_Information supplied_:
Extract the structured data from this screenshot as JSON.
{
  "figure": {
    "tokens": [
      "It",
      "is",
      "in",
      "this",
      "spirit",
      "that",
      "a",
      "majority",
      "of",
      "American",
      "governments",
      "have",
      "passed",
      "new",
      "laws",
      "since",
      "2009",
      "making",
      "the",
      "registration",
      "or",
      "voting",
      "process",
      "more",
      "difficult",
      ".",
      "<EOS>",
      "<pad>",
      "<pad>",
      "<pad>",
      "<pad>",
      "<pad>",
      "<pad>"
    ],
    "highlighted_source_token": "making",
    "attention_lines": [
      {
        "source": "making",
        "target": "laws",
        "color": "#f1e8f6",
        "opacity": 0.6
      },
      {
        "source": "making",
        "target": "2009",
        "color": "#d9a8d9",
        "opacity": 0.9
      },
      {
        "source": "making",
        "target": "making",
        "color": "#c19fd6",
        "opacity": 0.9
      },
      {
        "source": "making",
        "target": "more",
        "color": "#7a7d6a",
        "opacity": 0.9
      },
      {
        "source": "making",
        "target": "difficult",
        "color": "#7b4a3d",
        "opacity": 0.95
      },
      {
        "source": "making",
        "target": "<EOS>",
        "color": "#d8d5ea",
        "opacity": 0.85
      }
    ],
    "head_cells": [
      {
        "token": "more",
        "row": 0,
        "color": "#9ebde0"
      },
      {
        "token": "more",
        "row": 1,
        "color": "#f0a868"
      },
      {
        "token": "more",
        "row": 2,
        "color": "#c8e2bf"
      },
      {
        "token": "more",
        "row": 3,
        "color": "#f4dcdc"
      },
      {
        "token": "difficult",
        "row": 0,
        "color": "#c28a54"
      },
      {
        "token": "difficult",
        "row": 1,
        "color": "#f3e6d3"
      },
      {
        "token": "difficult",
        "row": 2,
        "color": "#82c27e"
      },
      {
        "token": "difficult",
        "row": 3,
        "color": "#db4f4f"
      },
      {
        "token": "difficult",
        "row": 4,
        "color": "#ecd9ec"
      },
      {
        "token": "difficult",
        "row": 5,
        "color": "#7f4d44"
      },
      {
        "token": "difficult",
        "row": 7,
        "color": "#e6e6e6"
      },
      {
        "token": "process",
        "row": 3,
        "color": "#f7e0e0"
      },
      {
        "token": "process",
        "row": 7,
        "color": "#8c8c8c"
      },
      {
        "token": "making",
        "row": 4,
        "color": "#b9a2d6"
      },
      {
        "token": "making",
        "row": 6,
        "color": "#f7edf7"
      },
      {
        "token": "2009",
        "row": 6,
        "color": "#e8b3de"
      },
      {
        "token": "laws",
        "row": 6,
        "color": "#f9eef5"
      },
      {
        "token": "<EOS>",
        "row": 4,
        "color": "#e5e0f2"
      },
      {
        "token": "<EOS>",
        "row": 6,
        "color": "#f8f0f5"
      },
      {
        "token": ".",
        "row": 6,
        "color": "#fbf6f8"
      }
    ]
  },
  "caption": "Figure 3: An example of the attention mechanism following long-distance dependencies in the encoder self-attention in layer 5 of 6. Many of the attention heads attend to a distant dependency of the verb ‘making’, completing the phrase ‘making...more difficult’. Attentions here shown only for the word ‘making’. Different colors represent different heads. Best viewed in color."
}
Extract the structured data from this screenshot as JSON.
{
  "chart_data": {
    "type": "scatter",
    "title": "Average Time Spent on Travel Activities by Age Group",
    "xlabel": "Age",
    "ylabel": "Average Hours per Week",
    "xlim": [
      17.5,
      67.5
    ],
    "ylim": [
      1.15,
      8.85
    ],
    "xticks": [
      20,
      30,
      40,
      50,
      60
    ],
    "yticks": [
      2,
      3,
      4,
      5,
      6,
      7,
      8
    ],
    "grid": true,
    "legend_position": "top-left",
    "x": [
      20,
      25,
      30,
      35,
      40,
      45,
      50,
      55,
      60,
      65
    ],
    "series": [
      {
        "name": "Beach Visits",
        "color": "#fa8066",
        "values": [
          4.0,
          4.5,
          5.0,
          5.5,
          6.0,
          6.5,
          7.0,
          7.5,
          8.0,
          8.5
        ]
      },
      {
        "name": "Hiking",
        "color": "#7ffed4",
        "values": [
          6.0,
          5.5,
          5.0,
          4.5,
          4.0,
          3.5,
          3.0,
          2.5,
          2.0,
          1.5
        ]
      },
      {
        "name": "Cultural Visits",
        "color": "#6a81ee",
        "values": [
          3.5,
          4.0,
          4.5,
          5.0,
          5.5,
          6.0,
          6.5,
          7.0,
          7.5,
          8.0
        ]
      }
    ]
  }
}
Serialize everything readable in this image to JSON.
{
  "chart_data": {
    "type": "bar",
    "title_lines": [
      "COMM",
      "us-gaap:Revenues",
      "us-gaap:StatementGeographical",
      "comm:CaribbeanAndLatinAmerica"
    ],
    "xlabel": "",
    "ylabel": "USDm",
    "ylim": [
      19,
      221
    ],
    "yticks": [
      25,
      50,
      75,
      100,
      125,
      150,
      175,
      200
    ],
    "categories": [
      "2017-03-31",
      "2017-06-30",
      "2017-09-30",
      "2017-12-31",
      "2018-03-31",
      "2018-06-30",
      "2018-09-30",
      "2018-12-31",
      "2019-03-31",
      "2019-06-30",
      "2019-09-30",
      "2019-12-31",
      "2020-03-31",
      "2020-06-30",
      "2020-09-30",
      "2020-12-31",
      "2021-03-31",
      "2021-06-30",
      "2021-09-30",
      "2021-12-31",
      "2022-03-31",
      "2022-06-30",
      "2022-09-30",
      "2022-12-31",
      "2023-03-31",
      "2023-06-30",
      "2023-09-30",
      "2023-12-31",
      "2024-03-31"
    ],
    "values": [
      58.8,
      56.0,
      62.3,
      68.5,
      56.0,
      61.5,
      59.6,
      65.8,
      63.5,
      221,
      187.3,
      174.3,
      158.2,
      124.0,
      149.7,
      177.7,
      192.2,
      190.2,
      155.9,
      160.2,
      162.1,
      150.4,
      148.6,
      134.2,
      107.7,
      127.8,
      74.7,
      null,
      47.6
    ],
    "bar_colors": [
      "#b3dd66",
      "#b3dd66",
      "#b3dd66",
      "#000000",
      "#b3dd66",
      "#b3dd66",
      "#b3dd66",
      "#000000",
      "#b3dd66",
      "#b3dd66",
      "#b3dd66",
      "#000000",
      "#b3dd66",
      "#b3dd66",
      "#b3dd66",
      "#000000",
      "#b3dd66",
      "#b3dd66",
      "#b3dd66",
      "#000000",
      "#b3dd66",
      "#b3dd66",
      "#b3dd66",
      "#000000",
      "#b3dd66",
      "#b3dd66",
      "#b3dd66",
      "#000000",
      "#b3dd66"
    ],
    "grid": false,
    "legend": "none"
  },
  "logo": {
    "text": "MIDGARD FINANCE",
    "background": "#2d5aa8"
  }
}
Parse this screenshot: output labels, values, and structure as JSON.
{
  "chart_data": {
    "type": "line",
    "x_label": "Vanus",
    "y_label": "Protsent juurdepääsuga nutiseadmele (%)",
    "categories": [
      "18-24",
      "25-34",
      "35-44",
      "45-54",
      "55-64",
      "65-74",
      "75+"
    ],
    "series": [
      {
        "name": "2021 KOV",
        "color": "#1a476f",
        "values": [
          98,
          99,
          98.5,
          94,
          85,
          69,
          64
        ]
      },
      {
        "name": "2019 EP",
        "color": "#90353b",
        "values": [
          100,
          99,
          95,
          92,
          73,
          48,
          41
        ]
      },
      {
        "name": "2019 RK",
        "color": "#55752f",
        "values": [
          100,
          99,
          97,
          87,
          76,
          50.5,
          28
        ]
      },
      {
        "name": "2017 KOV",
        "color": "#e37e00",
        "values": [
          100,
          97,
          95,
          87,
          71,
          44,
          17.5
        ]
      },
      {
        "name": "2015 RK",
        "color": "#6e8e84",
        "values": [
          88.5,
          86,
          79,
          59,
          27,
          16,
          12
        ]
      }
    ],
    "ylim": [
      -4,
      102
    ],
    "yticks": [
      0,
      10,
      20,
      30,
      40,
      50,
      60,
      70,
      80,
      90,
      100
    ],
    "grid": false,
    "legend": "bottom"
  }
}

_Written request_: Say how many lines have the string "Visits" in them, offering no words beyond the number.

_Solution_: 2